Start of DATA TO PROCESS
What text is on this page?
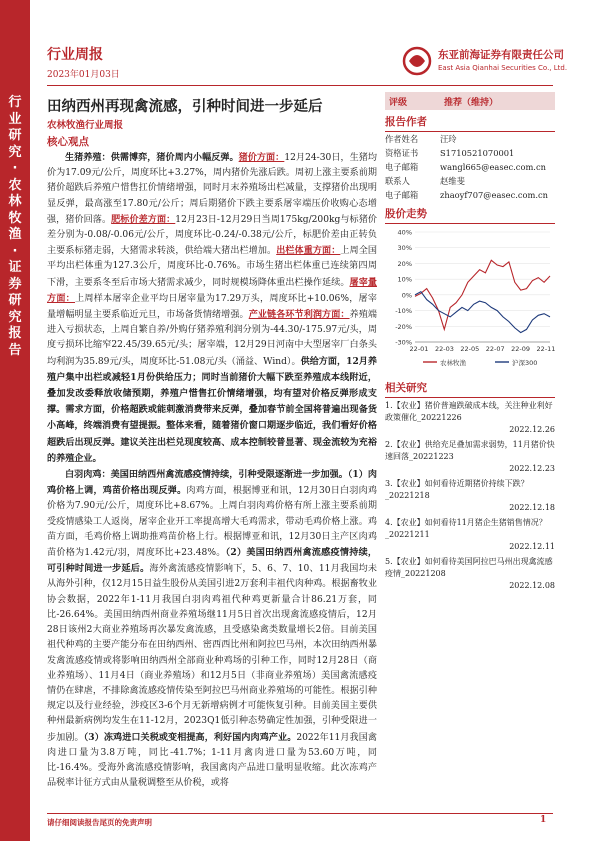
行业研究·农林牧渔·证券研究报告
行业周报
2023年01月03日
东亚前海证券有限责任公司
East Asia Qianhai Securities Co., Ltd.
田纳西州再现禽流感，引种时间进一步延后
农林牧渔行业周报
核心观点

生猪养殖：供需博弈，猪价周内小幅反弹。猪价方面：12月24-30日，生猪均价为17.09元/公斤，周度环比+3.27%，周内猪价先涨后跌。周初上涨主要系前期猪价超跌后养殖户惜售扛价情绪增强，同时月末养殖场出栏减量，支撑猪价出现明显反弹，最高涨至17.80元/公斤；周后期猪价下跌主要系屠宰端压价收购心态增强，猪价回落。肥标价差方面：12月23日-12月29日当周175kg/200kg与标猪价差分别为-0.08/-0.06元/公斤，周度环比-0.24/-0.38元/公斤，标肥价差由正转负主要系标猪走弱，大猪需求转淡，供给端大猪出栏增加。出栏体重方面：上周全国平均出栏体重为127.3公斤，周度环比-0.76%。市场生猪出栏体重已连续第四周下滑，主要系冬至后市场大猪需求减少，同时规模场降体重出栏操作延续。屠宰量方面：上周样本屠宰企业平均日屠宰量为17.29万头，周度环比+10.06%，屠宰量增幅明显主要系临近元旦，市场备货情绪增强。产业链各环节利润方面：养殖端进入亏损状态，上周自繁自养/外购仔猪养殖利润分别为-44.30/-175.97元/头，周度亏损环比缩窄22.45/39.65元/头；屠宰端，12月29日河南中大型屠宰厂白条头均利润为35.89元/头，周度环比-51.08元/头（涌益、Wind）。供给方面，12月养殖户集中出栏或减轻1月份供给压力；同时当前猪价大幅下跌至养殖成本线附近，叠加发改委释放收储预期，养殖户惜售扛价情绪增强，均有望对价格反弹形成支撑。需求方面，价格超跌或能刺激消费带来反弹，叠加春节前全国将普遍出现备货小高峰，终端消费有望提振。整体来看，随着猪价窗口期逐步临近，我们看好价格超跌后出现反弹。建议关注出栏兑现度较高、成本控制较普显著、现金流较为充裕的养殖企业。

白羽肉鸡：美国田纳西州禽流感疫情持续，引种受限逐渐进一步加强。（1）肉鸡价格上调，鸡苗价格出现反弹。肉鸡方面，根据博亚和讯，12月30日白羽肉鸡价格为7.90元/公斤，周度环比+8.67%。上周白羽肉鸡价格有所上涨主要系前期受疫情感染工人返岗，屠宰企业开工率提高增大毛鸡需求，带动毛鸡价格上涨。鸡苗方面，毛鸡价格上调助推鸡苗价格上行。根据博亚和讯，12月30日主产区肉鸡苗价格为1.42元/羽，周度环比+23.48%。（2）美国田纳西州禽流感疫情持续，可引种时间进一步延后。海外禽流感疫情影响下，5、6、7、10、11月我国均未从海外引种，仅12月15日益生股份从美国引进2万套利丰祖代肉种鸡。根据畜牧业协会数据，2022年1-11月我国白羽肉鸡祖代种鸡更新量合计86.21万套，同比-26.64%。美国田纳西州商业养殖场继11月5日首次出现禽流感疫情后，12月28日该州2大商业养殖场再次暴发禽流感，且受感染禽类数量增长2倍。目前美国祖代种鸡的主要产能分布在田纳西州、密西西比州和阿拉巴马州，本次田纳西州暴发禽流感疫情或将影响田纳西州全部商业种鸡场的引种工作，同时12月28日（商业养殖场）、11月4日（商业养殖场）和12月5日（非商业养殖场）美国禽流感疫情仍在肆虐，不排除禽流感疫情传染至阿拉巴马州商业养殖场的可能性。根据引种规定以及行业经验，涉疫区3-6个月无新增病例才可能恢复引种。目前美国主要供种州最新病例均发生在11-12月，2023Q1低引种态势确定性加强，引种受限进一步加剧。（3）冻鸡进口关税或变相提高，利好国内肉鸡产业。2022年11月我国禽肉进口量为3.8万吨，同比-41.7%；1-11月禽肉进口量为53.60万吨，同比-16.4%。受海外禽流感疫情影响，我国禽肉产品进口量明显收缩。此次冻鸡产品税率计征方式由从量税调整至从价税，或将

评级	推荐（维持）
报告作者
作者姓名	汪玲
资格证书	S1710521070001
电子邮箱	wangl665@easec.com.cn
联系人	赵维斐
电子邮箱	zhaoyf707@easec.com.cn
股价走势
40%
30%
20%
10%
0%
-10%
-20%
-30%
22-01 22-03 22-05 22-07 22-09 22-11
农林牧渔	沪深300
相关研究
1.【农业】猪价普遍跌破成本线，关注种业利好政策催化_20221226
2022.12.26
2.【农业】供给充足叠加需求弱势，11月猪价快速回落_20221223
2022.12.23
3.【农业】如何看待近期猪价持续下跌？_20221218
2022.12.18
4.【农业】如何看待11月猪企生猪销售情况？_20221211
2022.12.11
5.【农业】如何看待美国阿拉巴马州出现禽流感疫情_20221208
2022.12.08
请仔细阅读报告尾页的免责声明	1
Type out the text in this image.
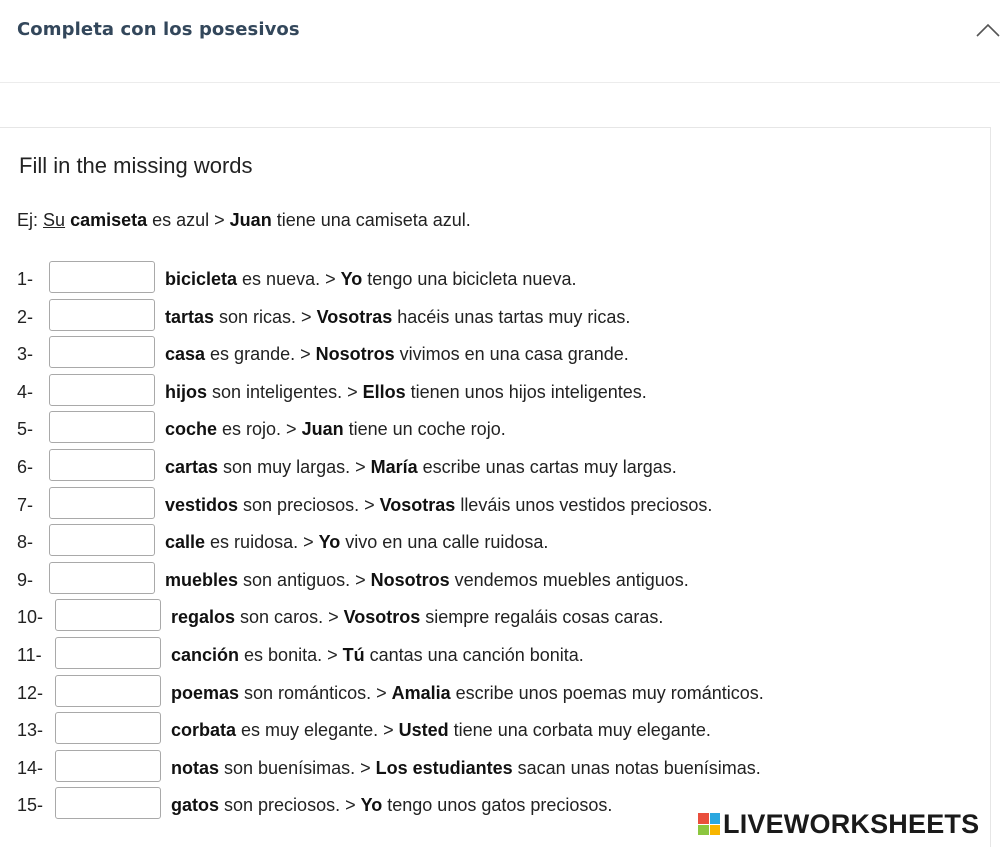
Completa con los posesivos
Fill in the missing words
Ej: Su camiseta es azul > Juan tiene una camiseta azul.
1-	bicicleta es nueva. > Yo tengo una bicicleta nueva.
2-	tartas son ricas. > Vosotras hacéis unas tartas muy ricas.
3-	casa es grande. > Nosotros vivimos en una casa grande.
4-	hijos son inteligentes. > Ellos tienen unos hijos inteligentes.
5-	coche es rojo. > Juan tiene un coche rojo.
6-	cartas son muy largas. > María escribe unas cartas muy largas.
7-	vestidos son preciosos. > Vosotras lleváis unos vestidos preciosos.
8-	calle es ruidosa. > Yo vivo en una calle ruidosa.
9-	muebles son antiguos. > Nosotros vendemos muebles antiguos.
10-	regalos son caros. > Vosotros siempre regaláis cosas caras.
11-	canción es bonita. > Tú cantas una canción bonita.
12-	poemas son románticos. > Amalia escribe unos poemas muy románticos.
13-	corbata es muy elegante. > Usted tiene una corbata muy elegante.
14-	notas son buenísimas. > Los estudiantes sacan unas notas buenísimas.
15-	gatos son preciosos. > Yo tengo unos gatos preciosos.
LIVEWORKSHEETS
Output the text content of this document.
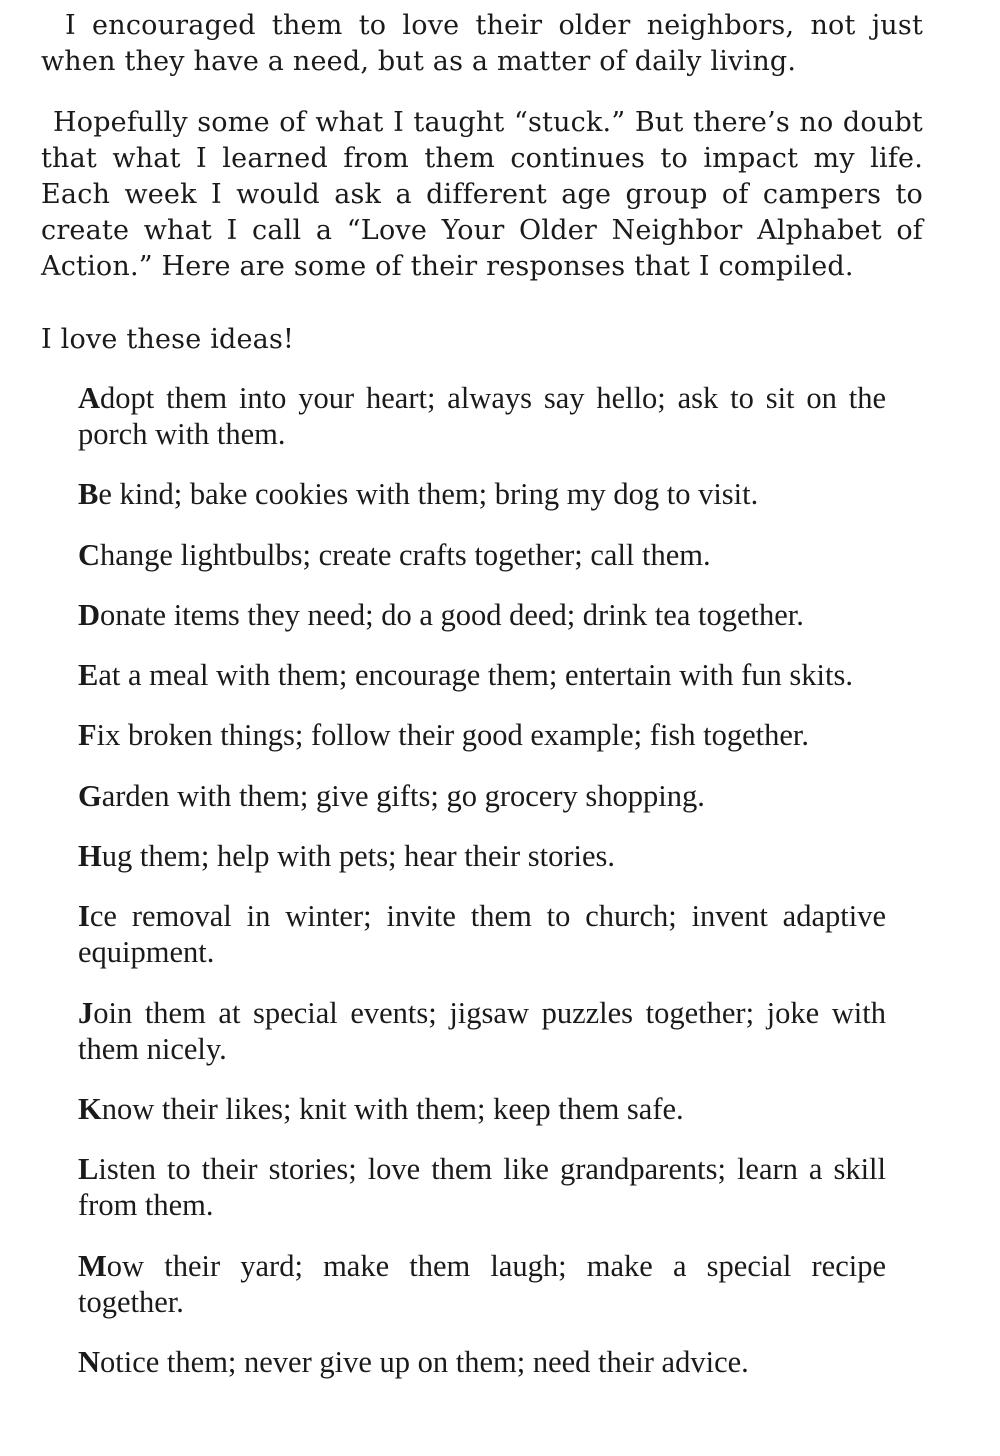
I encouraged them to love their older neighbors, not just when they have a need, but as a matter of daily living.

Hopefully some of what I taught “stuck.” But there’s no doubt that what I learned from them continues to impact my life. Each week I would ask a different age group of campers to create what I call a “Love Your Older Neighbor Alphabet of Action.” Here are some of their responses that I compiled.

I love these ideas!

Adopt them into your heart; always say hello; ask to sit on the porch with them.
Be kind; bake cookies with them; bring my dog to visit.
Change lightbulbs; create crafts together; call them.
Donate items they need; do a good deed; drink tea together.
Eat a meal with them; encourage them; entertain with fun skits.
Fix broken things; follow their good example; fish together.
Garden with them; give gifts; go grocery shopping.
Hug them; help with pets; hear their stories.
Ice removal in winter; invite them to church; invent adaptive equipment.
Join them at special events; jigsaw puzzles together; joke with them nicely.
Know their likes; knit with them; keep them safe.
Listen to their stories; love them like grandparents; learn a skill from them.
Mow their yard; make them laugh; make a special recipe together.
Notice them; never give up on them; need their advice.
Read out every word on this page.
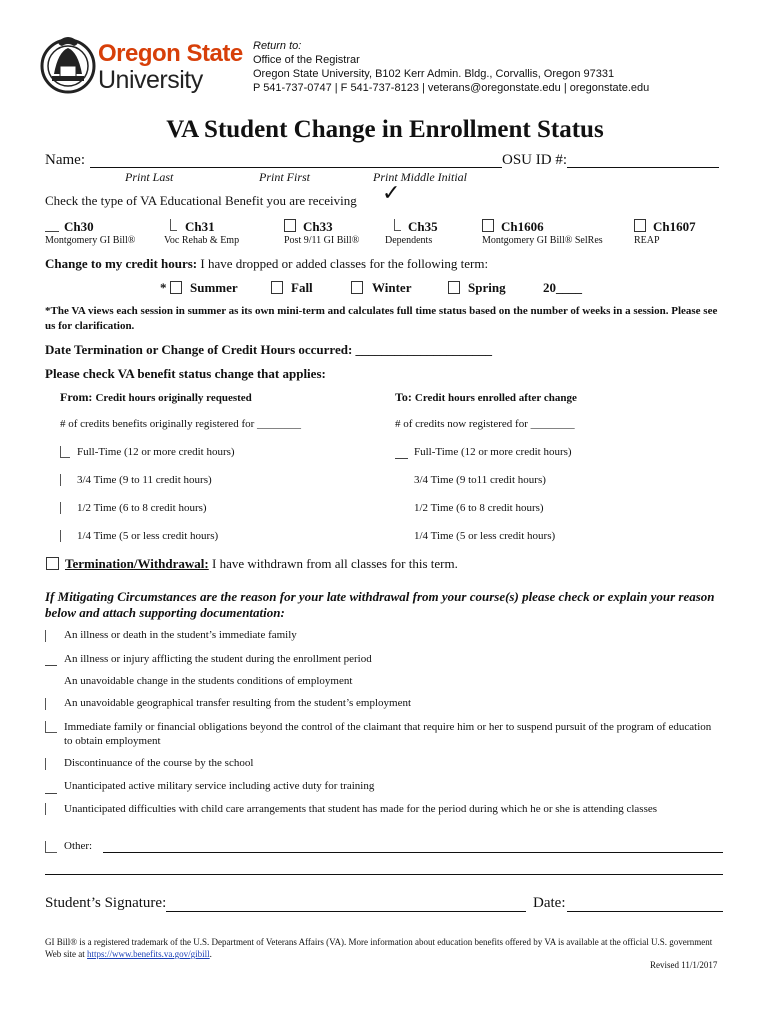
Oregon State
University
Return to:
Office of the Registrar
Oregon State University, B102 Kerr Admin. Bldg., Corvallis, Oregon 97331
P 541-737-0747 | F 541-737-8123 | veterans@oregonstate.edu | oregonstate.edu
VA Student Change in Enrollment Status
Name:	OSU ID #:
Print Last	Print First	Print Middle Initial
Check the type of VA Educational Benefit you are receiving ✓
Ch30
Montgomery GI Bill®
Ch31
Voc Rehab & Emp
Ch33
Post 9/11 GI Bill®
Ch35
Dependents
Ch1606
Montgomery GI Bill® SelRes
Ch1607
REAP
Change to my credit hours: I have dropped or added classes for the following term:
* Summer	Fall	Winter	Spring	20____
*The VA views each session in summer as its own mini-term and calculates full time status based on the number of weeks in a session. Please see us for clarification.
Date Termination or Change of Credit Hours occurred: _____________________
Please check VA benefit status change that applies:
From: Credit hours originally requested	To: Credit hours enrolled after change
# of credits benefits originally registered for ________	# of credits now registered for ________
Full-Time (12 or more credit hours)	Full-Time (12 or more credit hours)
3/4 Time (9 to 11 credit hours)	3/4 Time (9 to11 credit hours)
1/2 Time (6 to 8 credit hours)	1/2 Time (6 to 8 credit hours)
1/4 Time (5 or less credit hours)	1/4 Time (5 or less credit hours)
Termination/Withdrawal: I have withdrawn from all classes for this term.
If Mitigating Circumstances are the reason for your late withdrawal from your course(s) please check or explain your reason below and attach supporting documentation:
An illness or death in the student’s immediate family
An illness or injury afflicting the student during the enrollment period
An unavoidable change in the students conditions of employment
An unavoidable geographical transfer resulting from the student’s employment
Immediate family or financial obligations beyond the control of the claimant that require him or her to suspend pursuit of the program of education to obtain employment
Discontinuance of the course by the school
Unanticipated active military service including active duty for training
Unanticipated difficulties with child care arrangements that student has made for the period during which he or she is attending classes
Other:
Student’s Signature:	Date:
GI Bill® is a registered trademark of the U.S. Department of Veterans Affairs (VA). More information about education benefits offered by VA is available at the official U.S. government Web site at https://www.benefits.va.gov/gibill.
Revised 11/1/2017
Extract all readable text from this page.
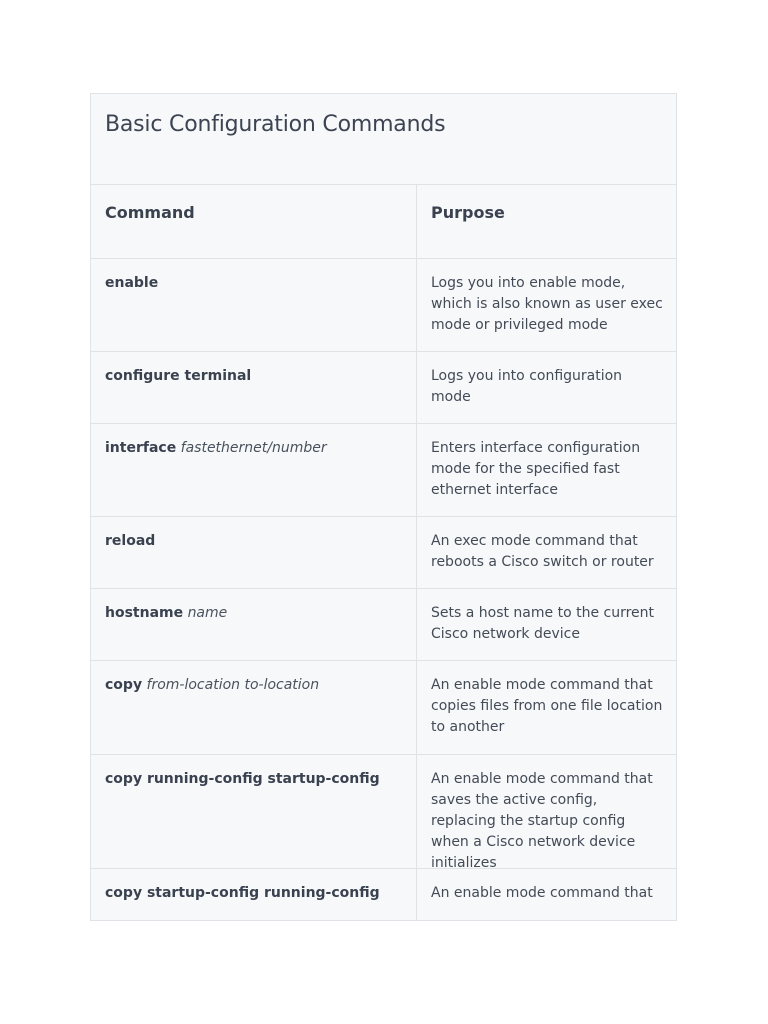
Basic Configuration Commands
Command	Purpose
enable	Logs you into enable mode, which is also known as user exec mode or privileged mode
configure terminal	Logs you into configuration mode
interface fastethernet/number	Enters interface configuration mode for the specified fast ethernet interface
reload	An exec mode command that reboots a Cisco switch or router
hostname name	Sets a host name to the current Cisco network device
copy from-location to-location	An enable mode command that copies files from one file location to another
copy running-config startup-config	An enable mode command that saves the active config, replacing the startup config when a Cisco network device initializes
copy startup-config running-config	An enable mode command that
End of DATA TO PROCESS
**GOAL**
Return only those lines of the records that contain the string "registered".

**CORRECT OUTPUT**
# of credits benefits originally registered for ________	# of credits now registered for ________
GI Bill® is a registered trademark of the U.S. Department of Veterans Affairs (VA). More information about education benefits offered by VA is available at the official U.S. government Web site at https://www.benefits.va.gov/gibill.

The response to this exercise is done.